• **What you need to do**:
Copy every line that mentions the word "compiler".

──────── Data rows ────────

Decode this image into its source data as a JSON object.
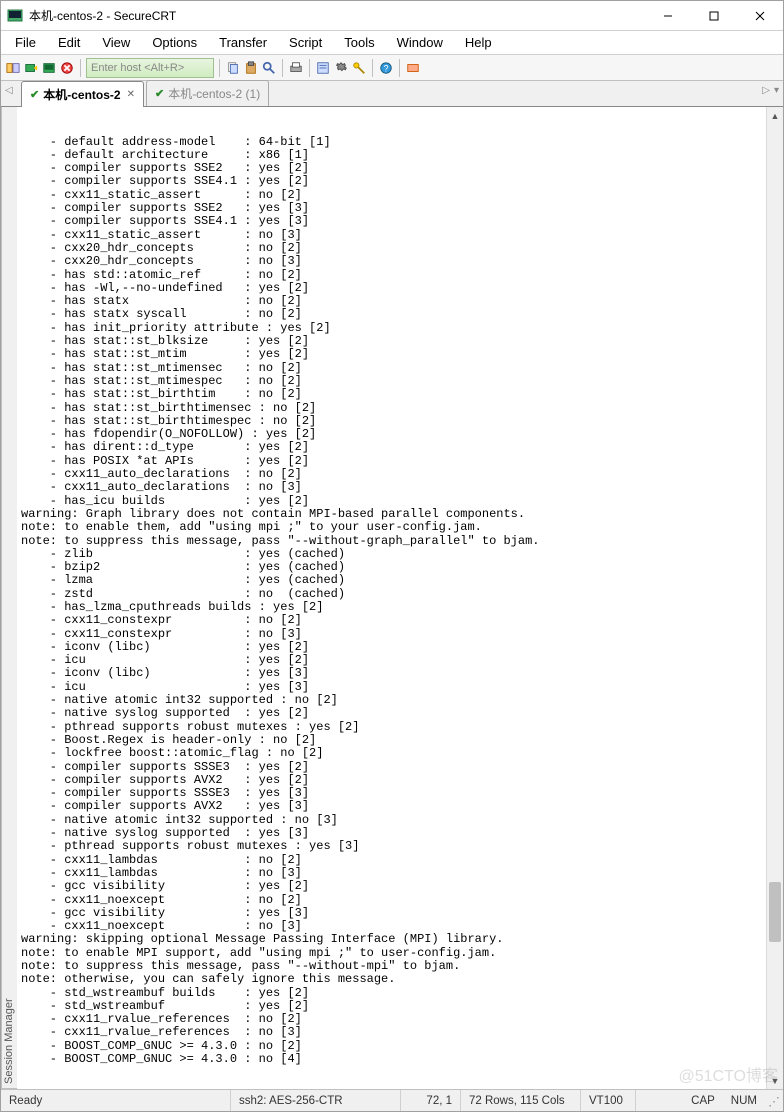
{
  "window": {
    "title": "本机-centos-2 - SecureCRT"
  },
  "menu": [
    "File",
    "Edit",
    "View",
    "Options",
    "Transfer",
    "Script",
    "Tools",
    "Window",
    "Help"
  ],
  "toolbar": {
    "host_placeholder": "Enter host <Alt+R>"
  },
  "tabs": [
    {
      "label": "本机-centos-2",
      "active": true
    },
    {
      "label": "本机-centos-2 (1)",
      "active": false
    }
  ],
  "session_manager_label": "Session Manager",
  "terminal_lines": [
    "    - default address-model    : 64-bit [1]",
    "    - default architecture     : x86 [1]",
    "    - compiler supports SSE2   : yes [2]",
    "    - compiler supports SSE4.1 : yes [2]",
    "    - cxx11_static_assert      : no [2]",
    "    - compiler supports SSE2   : yes [3]",
    "    - compiler supports SSE4.1 : yes [3]",
    "    - cxx11_static_assert      : no [3]",
    "    - cxx20_hdr_concepts       : no [2]",
    "    - cxx20_hdr_concepts       : no [3]",
    "    - has std::atomic_ref      : no [2]",
    "    - has -Wl,--no-undefined   : yes [2]",
    "    - has statx                : no [2]",
    "    - has statx syscall        : no [2]",
    "    - has init_priority attribute : yes [2]",
    "    - has stat::st_blksize     : yes [2]",
    "    - has stat::st_mtim        : yes [2]",
    "    - has stat::st_mtimensec   : no [2]",
    "    - has stat::st_mtimespec   : no [2]",
    "    - has stat::st_birthtim    : no [2]",
    "    - has stat::st_birthtimensec : no [2]",
    "    - has stat::st_birthtimespec : no [2]",
    "    - has fdopendir(O_NOFOLLOW) : yes [2]",
    "    - has dirent::d_type       : yes [2]",
    "    - has POSIX *at APIs       : yes [2]",
    "    - cxx11_auto_declarations  : no [2]",
    "    - cxx11_auto_declarations  : no [3]",
    "    - has_icu builds           : yes [2]",
    "warning: Graph library does not contain MPI-based parallel components.",
    "note: to enable them, add \"using mpi ;\" to your user-config.jam.",
    "note: to suppress this message, pass \"--without-graph_parallel\" to bjam.",
    "    - zlib                     : yes (cached)",
    "    - bzip2                    : yes (cached)",
    "    - lzma                     : yes (cached)",
    "    - zstd                     : no  (cached)",
    "    - has_lzma_cputhreads builds : yes [2]",
    "    - cxx11_constexpr          : no [2]",
    "    - cxx11_constexpr          : no [3]",
    "    - iconv (libc)             : yes [2]",
    "    - icu                      : yes [2]",
    "    - iconv (libc)             : yes [3]",
    "    - icu                      : yes [3]",
    "    - native atomic int32 supported : no [2]",
    "    - native syslog supported  : yes [2]",
    "    - pthread supports robust mutexes : yes [2]",
    "    - Boost.Regex is header-only : no [2]",
    "    - lockfree boost::atomic_flag : no [2]",
    "    - compiler supports SSSE3  : yes [2]",
    "    - compiler supports AVX2   : yes [2]",
    "    - compiler supports SSSE3  : yes [3]",
    "    - compiler supports AVX2   : yes [3]",
    "    - native atomic int32 supported : no [3]",
    "    - native syslog supported  : yes [3]",
    "    - pthread supports robust mutexes : yes [3]",
    "    - cxx11_lambdas            : no [2]",
    "    - cxx11_lambdas            : no [3]",
    "    - gcc visibility           : yes [2]",
    "    - cxx11_noexcept           : no [2]",
    "    - gcc visibility           : yes [3]",
    "    - cxx11_noexcept           : no [3]",
    "warning: skipping optional Message Passing Interface (MPI) library.",
    "note: to enable MPI support, add \"using mpi ;\" to user-config.jam.",
    "note: to suppress this message, pass \"--without-mpi\" to bjam.",
    "note: otherwise, you can safely ignore this message.",
    "    - std_wstreambuf builds    : yes [2]",
    "    - std_wstreambuf           : yes [2]",
    "    - cxx11_rvalue_references  : no [2]",
    "    - cxx11_rvalue_references  : no [3]",
    "    - BOOST_COMP_GNUC >= 4.3.0 : no [2]",
    "    - BOOST_COMP_GNUC >= 4.3.0 : no [4]"
  ],
  "status": {
    "ready": "Ready",
    "cipher": "ssh2: AES-256-CTR",
    "cursor": "72,   1",
    "size": "72 Rows, 115 Cols",
    "term": "VT100",
    "caps": "CAP",
    "num": "NUM"
  },
  "watermark": "@51CTO博客"
}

────────

• **Task output**:
    "    - compiler supports SSE2   : yes [2]",
    "    - compiler supports SSE4.1 : yes [2]",
    "    - compiler supports SSE2   : yes [3]",
    "    - compiler supports SSE4.1 : yes [3]",
    "    - compiler supports SSSE3  : yes [2]",
    "    - compiler supports AVX2   : yes [2]",
    "    - compiler supports SSSE3  : yes [3]",
    "    - compiler supports AVX2   : yes [3]",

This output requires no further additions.